Find each line holding "可比照信用等级为" and copy it out.

Records for the task:
┄┄┄┄┄┄┄┄┄┄
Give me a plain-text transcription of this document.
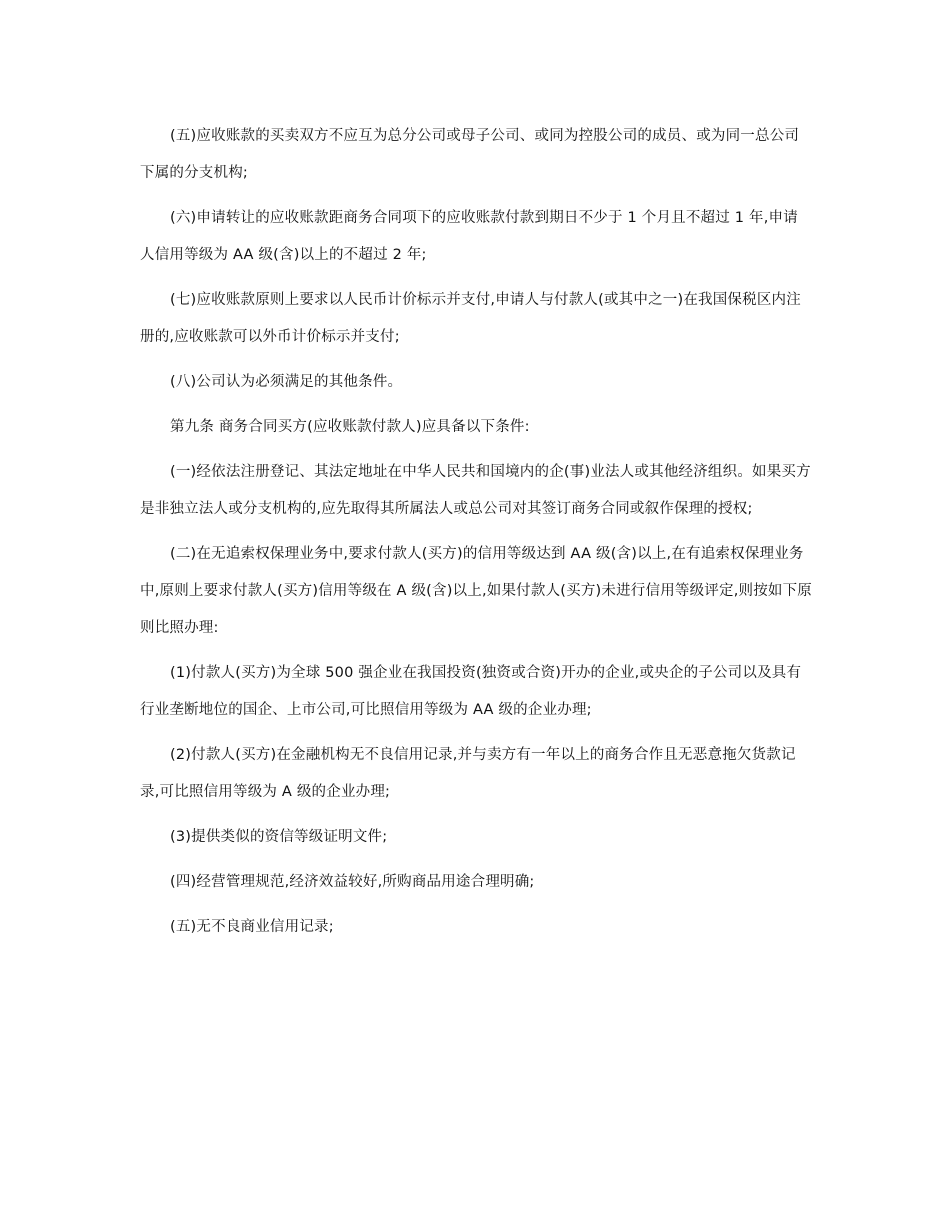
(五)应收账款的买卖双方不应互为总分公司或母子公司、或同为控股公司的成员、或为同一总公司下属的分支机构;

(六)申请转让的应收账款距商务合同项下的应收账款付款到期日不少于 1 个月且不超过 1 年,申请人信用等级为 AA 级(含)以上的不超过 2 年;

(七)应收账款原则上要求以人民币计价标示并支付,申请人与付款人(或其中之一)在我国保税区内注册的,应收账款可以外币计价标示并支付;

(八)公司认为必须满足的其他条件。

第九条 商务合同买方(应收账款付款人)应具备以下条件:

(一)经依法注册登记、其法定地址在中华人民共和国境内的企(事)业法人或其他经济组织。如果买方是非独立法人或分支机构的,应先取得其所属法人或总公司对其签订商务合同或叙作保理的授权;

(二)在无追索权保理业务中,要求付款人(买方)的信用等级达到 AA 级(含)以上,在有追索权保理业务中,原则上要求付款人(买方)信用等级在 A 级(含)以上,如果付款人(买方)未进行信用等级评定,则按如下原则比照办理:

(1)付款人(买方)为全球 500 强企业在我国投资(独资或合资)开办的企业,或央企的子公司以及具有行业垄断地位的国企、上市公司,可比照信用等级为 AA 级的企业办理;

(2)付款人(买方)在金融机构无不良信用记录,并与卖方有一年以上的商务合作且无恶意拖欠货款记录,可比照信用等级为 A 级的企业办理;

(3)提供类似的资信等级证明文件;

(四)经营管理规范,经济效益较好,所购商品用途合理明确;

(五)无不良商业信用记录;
┄┄┄┄┄┄┄┄┄┄
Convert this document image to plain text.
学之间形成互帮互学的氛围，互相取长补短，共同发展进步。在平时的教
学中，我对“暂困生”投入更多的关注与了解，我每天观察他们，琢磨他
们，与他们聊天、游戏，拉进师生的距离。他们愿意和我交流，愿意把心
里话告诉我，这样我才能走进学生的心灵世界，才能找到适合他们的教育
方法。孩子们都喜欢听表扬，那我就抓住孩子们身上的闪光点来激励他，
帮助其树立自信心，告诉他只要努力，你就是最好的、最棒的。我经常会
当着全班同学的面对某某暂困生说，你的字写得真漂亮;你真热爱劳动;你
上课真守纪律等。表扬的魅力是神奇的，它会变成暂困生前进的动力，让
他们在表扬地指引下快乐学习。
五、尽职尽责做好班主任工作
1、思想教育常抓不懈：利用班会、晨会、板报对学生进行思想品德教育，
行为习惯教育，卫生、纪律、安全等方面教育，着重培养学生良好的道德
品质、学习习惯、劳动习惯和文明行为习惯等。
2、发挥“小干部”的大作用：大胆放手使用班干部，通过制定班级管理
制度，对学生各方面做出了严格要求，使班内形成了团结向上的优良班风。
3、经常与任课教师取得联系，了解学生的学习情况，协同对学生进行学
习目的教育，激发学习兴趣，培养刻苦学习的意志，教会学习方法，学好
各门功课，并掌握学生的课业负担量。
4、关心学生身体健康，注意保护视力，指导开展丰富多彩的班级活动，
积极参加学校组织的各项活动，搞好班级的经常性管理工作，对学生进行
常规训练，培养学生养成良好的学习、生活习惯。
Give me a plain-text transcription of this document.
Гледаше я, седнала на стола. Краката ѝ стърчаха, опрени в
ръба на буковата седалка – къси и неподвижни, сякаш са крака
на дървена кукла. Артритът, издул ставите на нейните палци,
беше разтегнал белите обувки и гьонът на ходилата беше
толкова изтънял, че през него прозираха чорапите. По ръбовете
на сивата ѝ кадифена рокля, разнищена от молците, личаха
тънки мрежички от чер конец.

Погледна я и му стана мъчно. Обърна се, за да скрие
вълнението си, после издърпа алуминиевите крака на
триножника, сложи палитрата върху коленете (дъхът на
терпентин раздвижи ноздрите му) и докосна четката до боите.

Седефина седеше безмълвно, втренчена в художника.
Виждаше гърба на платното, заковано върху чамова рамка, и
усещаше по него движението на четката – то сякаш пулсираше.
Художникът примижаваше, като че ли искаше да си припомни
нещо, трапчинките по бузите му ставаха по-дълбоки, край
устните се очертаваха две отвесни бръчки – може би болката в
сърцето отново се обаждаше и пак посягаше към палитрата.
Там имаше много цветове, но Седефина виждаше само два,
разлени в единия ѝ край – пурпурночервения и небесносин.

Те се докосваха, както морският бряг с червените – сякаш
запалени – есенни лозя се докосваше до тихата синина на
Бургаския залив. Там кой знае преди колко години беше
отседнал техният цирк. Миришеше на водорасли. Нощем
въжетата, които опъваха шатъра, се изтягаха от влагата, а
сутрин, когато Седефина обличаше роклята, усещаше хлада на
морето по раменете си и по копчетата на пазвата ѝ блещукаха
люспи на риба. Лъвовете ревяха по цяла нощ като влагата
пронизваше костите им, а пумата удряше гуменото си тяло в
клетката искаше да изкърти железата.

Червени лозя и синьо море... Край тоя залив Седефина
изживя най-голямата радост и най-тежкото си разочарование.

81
┄┄┄┄┄┄┄┄┄┄
Response to the task:
(1)付款人(买方)为全球 500 强企业在我国投资(独资或合资)开办的企业,或央企的子公司以及具有行业垄断地位的国企、上市公司,可比照信用等级为 AA 级的企业办理;
(2)付款人(买方)在金融机构无不良信用记录,并与卖方有一年以上的商务合作且无恶意拖欠货款记录,可比照信用等级为 A 级的企业办理;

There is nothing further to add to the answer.